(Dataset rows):
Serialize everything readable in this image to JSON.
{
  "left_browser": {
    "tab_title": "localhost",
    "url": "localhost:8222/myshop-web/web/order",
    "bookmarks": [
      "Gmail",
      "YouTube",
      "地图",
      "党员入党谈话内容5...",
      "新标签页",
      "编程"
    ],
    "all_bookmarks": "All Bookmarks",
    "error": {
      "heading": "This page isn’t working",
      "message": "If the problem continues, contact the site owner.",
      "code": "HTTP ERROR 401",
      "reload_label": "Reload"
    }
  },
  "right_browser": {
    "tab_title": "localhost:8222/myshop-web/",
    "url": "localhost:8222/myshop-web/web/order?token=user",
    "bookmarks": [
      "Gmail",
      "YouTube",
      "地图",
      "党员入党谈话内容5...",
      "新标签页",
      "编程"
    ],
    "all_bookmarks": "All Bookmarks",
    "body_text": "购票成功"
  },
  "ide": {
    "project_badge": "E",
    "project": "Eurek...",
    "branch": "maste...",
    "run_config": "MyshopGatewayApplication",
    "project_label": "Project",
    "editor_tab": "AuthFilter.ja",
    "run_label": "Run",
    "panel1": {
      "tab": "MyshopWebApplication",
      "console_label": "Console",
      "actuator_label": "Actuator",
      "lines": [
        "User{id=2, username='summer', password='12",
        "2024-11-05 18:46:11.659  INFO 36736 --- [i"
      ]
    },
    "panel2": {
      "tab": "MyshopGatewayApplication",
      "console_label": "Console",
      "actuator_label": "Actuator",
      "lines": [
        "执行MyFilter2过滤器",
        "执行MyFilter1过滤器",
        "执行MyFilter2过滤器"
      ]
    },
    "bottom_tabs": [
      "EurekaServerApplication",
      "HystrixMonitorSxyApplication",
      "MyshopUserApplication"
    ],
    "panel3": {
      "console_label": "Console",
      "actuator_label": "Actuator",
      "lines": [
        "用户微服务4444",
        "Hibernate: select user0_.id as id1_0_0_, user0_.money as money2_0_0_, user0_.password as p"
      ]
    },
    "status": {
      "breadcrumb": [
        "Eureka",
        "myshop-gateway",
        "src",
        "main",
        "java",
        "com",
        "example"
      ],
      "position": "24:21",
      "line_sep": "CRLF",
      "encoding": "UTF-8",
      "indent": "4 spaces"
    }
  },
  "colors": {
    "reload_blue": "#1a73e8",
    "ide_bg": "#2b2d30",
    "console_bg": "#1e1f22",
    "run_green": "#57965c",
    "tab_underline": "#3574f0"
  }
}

(Aim):
Write the whole listing out again. Keep every line exactly as it is.

(Worked solution):
Serialize everything readable in this image to JSON.
{
  "left_browser": {
    "tab_title": "localhost",
    "url": "localhost:8222/myshop-web/web/order",
    "bookmarks": [
      "Gmail",
      "YouTube",
      "地图",
      "党员入党谈话内容5...",
      "新标签页",
      "编程"
    ],
    "all_bookmarks": "All Bookmarks",
    "error": {
      "heading": "This page isn’t working",
      "message": "If the problem continues, contact the site owner.",
      "code": "HTTP ERROR 401",
      "reload_label": "Reload"
    }
  },
  "right_browser": {
    "tab_title": "localhost:8222/myshop-web/",
    "url": "localhost:8222/myshop-web/web/order?token=user",
    "bookmarks": [
      "Gmail",
      "YouTube",
      "地图",
      "党员入党谈话内容5...",
      "新标签页",
      "编程"
    ],
    "all_bookmarks": "All Bookmarks",
    "body_text": "购票成功"
  },
  "ide": {
    "project_badge": "E",
    "project": "Eurek...",
    "branch": "maste...",
    "run_config": "MyshopGatewayApplication",
    "project_label": "Project",
    "editor_tab": "AuthFilter.ja",
    "run_label": "Run",
    "panel1": {
      "tab": "MyshopWebApplication",
      "console_label": "Console",
      "actuator_label": "Actuator",
      "lines": [
        "User{id=2, username='summer', password='12",
        "2024-11-05 18:46:11.659  INFO 36736 --- [i"
      ]
    },
    "panel2": {
      "tab": "MyshopGatewayApplication",
      "console_label": "Console",
      "actuator_label": "Actuator",
      "lines": [
        "执行MyFilter2过滤器",
        "执行MyFilter1过滤器",
        "执行MyFilter2过滤器"
      ]
    },
    "bottom_tabs": [
      "EurekaServerApplication",
      "HystrixMonitorSxyApplication",
      "MyshopUserApplication"
    ],
    "panel3": {
      "console_label": "Console",
      "actuator_label": "Actuator",
      "lines": [
        "用户微服务4444",
        "Hibernate: select user0_.id as id1_0_0_, user0_.money as money2_0_0_, user0_.password as p"
      ]
    },
    "status": {
      "breadcrumb": [
        "Eureka",
        "myshop-gateway",
        "src",
        "main",
        "java",
        "com",
        "example"
      ],
      "position": "24:21",
      "line_sep": "CRLF",
      "encoding": "UTF-8",
      "indent": "4 spaces"
    }
  },
  "colors": {
    "reload_blue": "#1a73e8",
    "ide_bg": "#2b2d30",
    "console_bg": "#1e1f22",
    "run_green": "#57965c",
    "tab_underline": "#3574f0"
  }
}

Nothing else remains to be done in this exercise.